→ Stated task:
Below is the data. Give it again, complete and exact.

→ Records to use:
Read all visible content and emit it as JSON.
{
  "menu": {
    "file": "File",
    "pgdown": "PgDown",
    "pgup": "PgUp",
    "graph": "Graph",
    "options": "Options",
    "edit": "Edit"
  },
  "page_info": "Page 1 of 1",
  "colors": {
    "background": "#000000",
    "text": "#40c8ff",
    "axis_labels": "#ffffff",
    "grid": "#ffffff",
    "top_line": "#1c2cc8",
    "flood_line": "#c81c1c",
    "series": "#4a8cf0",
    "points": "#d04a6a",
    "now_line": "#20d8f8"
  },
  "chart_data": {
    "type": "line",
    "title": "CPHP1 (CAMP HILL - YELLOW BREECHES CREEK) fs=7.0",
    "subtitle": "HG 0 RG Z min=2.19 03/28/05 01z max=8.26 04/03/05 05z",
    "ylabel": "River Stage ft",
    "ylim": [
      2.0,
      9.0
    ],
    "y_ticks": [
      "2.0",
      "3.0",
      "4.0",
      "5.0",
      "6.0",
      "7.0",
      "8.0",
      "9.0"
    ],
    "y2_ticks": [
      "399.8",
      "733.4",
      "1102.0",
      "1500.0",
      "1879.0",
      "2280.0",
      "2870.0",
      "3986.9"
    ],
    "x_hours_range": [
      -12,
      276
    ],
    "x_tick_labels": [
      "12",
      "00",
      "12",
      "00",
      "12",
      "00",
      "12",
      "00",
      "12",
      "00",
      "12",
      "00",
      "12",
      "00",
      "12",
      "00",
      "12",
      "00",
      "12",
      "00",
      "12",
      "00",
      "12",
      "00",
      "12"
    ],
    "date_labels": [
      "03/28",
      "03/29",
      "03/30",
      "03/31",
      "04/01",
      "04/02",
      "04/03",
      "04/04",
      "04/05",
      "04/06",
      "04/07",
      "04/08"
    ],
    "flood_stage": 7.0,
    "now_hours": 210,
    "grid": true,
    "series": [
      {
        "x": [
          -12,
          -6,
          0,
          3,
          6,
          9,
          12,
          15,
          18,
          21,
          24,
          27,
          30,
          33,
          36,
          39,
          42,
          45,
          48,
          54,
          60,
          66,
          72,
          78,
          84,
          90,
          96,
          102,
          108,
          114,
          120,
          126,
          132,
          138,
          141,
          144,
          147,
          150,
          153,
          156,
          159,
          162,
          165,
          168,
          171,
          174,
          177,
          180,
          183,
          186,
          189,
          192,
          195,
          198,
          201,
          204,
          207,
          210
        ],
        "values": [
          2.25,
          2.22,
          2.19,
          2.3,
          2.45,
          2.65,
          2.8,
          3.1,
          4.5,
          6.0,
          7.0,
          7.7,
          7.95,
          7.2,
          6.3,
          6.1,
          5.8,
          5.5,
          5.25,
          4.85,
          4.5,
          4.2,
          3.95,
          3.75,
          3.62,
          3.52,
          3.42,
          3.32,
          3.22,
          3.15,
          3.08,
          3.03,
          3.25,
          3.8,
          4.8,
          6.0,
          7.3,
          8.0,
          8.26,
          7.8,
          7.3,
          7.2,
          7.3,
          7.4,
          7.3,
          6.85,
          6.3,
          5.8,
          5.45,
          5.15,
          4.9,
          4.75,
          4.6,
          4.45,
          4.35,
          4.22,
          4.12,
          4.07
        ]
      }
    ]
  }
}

→ Response to this task:
Read all visible content and emit it as JSON.
{
  "menu": {
    "file": "File",
    "pgdown": "PgDown",
    "pgup": "PgUp",
    "graph": "Graph",
    "options": "Options",
    "edit": "Edit"
  },
  "page_info": "Page 1 of 1",
  "colors": {
    "background": "#000000",
    "text": "#40c8ff",
    "axis_labels": "#ffffff",
    "grid": "#ffffff",
    "top_line": "#1c2cc8",
    "flood_line": "#c81c1c",
    "series": "#4a8cf0",
    "points": "#d04a6a",
    "now_line": "#20d8f8"
  },
  "chart_data": {
    "type": "line",
    "title": "CPHP1 (CAMP HILL - YELLOW BREECHES CREEK) fs=7.0",
    "subtitle": "HG 0 RG Z min=2.19 03/28/05 01z max=8.26 04/03/05 05z",
    "ylabel": "River Stage ft",
    "ylim": [
      2.0,
      9.0
    ],
    "y_ticks": [
      "2.0",
      "3.0",
      "4.0",
      "5.0",
      "6.0",
      "7.0",
      "8.0",
      "9.0"
    ],
    "y2_ticks": [
      "399.8",
      "733.4",
      "1102.0",
      "1500.0",
      "1879.0",
      "2280.0",
      "2870.0",
      "3986.9"
    ],
    "x_hours_range": [
      -12,
      276
    ],
    "x_tick_labels": [
      "12",
      "00",
      "12",
      "00",
      "12",
      "00",
      "12",
      "00",
      "12",
      "00",
      "12",
      "00",
      "12",
      "00",
      "12",
      "00",
      "12",
      "00",
      "12",
      "00",
      "12",
      "00",
      "12",
      "00",
      "12"
    ],
    "date_labels": [
      "03/28",
      "03/29",
      "03/30",
      "03/31",
      "04/01",
      "04/02",
      "04/03",
      "04/04",
      "04/05",
      "04/06",
      "04/07",
      "04/08"
    ],
    "flood_stage": 7.0,
    "now_hours": 210,
    "grid": true,
    "series": [
      {
        "x": [
          -12,
          -6,
          0,
          3,
          6,
          9,
          12,
          15,
          18,
          21,
          24,
          27,
          30,
          33,
          36,
          39,
          42,
          45,
          48,
          54,
          60,
          66,
          72,
          78,
          84,
          90,
          96,
          102,
          108,
          114,
          120,
          126,
          132,
          138,
          141,
          144,
          147,
          150,
          153,
          156,
          159,
          162,
          165,
          168,
          171,
          174,
          177,
          180,
          183,
          186,
          189,
          192,
          195,
          198,
          201,
          204,
          207,
          210
        ],
        "values": [
          2.25,
          2.22,
          2.19,
          2.3,
          2.45,
          2.65,
          2.8,
          3.1,
          4.5,
          6.0,
          7.0,
          7.7,
          7.95,
          7.2,
          6.3,
          6.1,
          5.8,
          5.5,
          5.25,
          4.85,
          4.5,
          4.2,
          3.95,
          3.75,
          3.62,
          3.52,
          3.42,
          3.32,
          3.22,
          3.15,
          3.08,
          3.03,
          3.25,
          3.8,
          4.8,
          6.0,
          7.3,
          8.0,
          8.26,
          7.8,
          7.3,
          7.2,
          7.3,
          7.4,
          7.3,
          6.85,
          6.3,
          5.8,
          5.45,
          5.15,
          4.9,
          4.75,
          4.6,
          4.45,
          4.35,
          4.22,
          4.12,
          4.07
        ]
      }
    ]
  }
}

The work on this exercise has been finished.